____ Material for this task

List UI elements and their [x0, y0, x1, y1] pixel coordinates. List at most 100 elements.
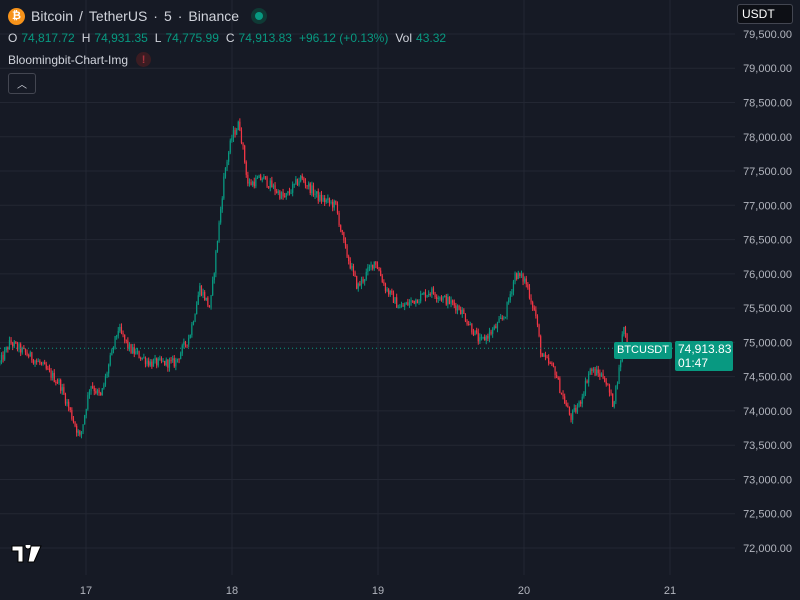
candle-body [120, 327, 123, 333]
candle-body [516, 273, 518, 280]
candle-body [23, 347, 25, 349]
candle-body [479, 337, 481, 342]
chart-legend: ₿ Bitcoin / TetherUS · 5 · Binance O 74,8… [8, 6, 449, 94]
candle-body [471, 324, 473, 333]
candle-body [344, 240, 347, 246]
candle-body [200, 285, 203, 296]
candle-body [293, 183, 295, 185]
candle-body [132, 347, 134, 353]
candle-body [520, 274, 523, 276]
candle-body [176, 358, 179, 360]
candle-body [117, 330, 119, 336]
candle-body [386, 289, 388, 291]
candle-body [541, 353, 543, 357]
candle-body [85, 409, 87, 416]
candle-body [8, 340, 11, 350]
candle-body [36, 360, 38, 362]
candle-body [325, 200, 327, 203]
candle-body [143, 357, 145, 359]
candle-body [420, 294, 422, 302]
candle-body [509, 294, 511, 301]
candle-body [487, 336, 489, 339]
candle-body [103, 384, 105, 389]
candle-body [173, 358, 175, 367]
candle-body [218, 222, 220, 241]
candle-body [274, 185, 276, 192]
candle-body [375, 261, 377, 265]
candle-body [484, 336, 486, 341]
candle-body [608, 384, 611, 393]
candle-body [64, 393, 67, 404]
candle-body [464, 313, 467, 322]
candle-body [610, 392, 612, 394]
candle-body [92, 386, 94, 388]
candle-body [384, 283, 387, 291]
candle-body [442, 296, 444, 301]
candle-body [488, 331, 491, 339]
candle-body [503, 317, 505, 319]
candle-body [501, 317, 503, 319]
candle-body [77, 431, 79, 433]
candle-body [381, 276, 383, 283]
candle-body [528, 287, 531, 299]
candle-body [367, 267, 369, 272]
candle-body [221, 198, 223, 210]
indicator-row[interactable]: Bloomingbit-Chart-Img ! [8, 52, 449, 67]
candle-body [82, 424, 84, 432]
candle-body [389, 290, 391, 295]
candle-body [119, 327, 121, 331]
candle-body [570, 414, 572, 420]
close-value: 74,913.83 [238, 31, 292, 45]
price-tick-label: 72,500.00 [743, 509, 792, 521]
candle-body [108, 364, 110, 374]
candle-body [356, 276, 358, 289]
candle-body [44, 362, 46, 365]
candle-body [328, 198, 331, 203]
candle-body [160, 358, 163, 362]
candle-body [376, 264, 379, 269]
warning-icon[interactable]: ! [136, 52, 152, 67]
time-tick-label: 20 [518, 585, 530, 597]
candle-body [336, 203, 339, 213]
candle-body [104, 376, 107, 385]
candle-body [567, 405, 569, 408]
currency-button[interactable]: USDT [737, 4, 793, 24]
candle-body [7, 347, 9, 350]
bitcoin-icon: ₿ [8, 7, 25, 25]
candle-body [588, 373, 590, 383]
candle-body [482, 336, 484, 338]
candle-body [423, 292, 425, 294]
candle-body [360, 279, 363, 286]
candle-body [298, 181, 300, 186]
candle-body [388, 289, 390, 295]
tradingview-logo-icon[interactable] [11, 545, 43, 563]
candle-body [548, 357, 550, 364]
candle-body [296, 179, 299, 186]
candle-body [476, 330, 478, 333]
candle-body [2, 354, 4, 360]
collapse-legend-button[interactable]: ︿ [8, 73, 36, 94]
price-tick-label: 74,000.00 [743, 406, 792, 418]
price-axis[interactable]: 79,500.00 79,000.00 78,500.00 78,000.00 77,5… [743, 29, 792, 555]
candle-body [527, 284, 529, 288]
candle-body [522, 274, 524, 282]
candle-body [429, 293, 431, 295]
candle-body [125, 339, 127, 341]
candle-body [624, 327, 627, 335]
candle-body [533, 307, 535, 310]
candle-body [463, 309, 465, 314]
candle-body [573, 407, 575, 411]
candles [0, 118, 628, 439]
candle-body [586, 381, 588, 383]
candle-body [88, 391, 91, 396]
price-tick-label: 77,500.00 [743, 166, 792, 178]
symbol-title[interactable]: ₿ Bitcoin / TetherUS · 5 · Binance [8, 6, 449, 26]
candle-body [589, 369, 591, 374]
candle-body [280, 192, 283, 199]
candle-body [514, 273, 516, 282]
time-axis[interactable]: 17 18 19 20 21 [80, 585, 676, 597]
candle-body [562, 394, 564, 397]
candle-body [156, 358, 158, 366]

________

▶ Problem statement: Rewrite all the records above, putting "candle-bar" wherever "candle-body" occurs and keeping everything else the same. Omit the pictures from your version.

▶ Expected answer:
List UI elements and their [x0, y0, x1, y1] pixel coordinates. List at most 100 elements.
candle-bar [120, 327, 123, 333]
candle-bar [516, 273, 518, 280]
candle-bar [23, 347, 25, 349]
candle-bar [479, 337, 481, 342]
chart-legend: ₿ Bitcoin / TetherUS · 5 · Binance O 74,8… [8, 6, 449, 94]
candle-bar [471, 324, 473, 333]
candle-bar [344, 240, 347, 246]
candle-bar [200, 285, 203, 296]
candle-bar [293, 183, 295, 185]
candle-bar [132, 347, 134, 353]
candle-bar [520, 274, 523, 276]
candle-bar [176, 358, 179, 360]
candle-bar [117, 330, 119, 336]
candle-bar [386, 289, 388, 291]
candle-bar [541, 353, 543, 357]
candle-bar [85, 409, 87, 416]
candle-bar [8, 340, 11, 350]
candle-bar [36, 360, 38, 362]
candle-bar [325, 200, 327, 203]
candle-bar [143, 357, 145, 359]
candle-bar [420, 294, 422, 302]
candle-bar [509, 294, 511, 301]
candle-bar [487, 336, 489, 339]
candle-bar [103, 384, 105, 389]
candle-bar [173, 358, 175, 367]
candle-bar [218, 222, 220, 241]
candle-bar [274, 185, 276, 192]
candle-bar [375, 261, 377, 265]
candle-bar [484, 336, 486, 341]
candle-bar [608, 384, 611, 393]
candle-bar [64, 393, 67, 404]
candle-bar [464, 313, 467, 322]
candle-bar [610, 392, 612, 394]
candle-bar [92, 386, 94, 388]
candle-bar [384, 283, 387, 291]
candle-bar [442, 296, 444, 301]
candle-bar [488, 331, 491, 339]
candle-bar [503, 317, 505, 319]
candle-bar [501, 317, 503, 319]
candle-bar [77, 431, 79, 433]
candle-bar [381, 276, 383, 283]
candle-bar [528, 287, 531, 299]
candle-bar [367, 267, 369, 272]
candle-bar [221, 198, 223, 210]
indicator-row[interactable]: Bloomingbit-Chart-Img ! [8, 52, 449, 67]
candle-bar [82, 424, 84, 432]
candle-bar [389, 290, 391, 295]
candle-bar [119, 327, 121, 331]
candle-bar [570, 414, 572, 420]
close-value: 74,913.83 [238, 31, 292, 45]
price-tick-label: 72,500.00 [743, 509, 792, 521]
candle-bar [108, 364, 110, 374]
candle-bar [356, 276, 358, 289]
candle-bar [44, 362, 46, 365]
candle-bar [328, 198, 331, 203]
candle-bar [160, 358, 163, 362]
candle-bar [376, 264, 379, 269]
warning-icon[interactable]: ! [136, 52, 152, 67]
time-tick-label: 20 [518, 585, 530, 597]
candle-bar [336, 203, 339, 213]
candle-bar [104, 376, 107, 385]
candle-bar [567, 405, 569, 408]
currency-button[interactable]: USDT [737, 4, 793, 24]
candle-bar [7, 347, 9, 350]
bitcoin-icon: ₿ [8, 7, 25, 25]
candle-bar [588, 373, 590, 383]
candle-bar [482, 336, 484, 338]
candle-bar [423, 292, 425, 294]
candle-bar [360, 279, 363, 286]
candle-bar [298, 181, 300, 186]
candle-bar [388, 289, 390, 295]
tradingview-logo-icon[interactable] [11, 545, 43, 563]
candle-bar [548, 357, 550, 364]
candle-bar [296, 179, 299, 186]
candle-bar [476, 330, 478, 333]
candle-bar [2, 354, 4, 360]
collapse-legend-button[interactable]: ︿ [8, 73, 36, 94]
price-tick-label: 74,000.00 [743, 406, 792, 418]
price-axis[interactable]: 79,500.00 79,000.00 78,500.00 78,000.00 77,5… [743, 29, 792, 555]
candle-bar [527, 284, 529, 288]
candle-bar [522, 274, 524, 282]
candle-bar [429, 293, 431, 295]
candle-bar [125, 339, 127, 341]
candle-bar [624, 327, 627, 335]
candle-bar [533, 307, 535, 310]
candle-bar [463, 309, 465, 314]
candle-bar [573, 407, 575, 411]
candles [0, 118, 628, 439]
candle-bar [586, 381, 588, 383]
candle-bar [88, 391, 91, 396]
price-tick-label: 77,500.00 [743, 166, 792, 178]
symbol-title[interactable]: ₿ Bitcoin / TetherUS · 5 · Binance [8, 6, 449, 26]
candle-bar [589, 369, 591, 374]
candle-bar [280, 192, 283, 199]
candle-bar [514, 273, 516, 282]
time-axis[interactable]: 17 18 19 20 21 [80, 585, 676, 597]
candle-bar [562, 394, 564, 397]
candle-bar [156, 358, 158, 366]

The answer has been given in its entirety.